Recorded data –
_____
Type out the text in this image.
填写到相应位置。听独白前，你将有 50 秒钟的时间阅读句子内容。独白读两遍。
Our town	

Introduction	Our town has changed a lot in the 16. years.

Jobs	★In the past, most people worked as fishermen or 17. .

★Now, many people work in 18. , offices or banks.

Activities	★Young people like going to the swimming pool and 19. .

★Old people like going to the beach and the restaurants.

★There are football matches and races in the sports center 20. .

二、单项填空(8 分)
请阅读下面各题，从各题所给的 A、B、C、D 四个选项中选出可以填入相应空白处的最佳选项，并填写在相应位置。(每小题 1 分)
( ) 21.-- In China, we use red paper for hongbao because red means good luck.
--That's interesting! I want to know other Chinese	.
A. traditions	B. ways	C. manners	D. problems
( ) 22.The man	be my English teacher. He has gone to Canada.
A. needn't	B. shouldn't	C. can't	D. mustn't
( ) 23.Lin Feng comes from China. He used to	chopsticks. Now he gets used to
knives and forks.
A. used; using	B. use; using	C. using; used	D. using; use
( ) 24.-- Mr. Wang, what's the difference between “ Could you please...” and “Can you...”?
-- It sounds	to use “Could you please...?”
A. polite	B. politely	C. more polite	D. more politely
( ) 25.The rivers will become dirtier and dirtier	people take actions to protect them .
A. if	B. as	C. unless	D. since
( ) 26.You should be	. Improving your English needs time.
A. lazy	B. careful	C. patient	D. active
_____
TASK DIRECTIONS –
Reproduce all the data word for word.

IN RESPONSE –
Type out the text in this image.
填写到相应位置。听独白前，你将有 50 秒钟的时间阅读句子内容。独白读两遍。
Our town	

Introduction	Our town has changed a lot in the 16. years.

Jobs	★In the past, most people worked as fishermen or 17. .

★Now, many people work in 18. , offices or banks.

Activities	★Young people like going to the swimming pool and 19. .

★Old people like going to the beach and the restaurants.

★There are football matches and races in the sports center 20. .

二、单项填空(8 分)
请阅读下面各题，从各题所给的 A、B、C、D 四个选项中选出可以填入相应空白处的最佳选项，并填写在相应位置。(每小题 1 分)
( ) 21.-- In China, we use red paper for hongbao because red means good luck.
--That's interesting! I want to know other Chinese	.
A. traditions	B. ways	C. manners	D. problems
( ) 22.The man	be my English teacher. He has gone to Canada.
A. needn't	B. shouldn't	C. can't	D. mustn't
( ) 23.Lin Feng comes from China. He used to	chopsticks. Now he gets used to
knives and forks.
A. used; using	B. use; using	C. using; used	D. using; use
( ) 24.-- Mr. Wang, what's the difference between “ Could you please...” and “Can you...”?
-- It sounds	to use “Could you please...?”
A. polite	B. politely	C. more polite	D. more politely
( ) 25.The rivers will become dirtier and dirtier	people take actions to protect them .
A. if	B. as	C. unless	D. since
( ) 26.You should be	. Improving your English needs time.
A. lazy	B. careful	C. patient	D. active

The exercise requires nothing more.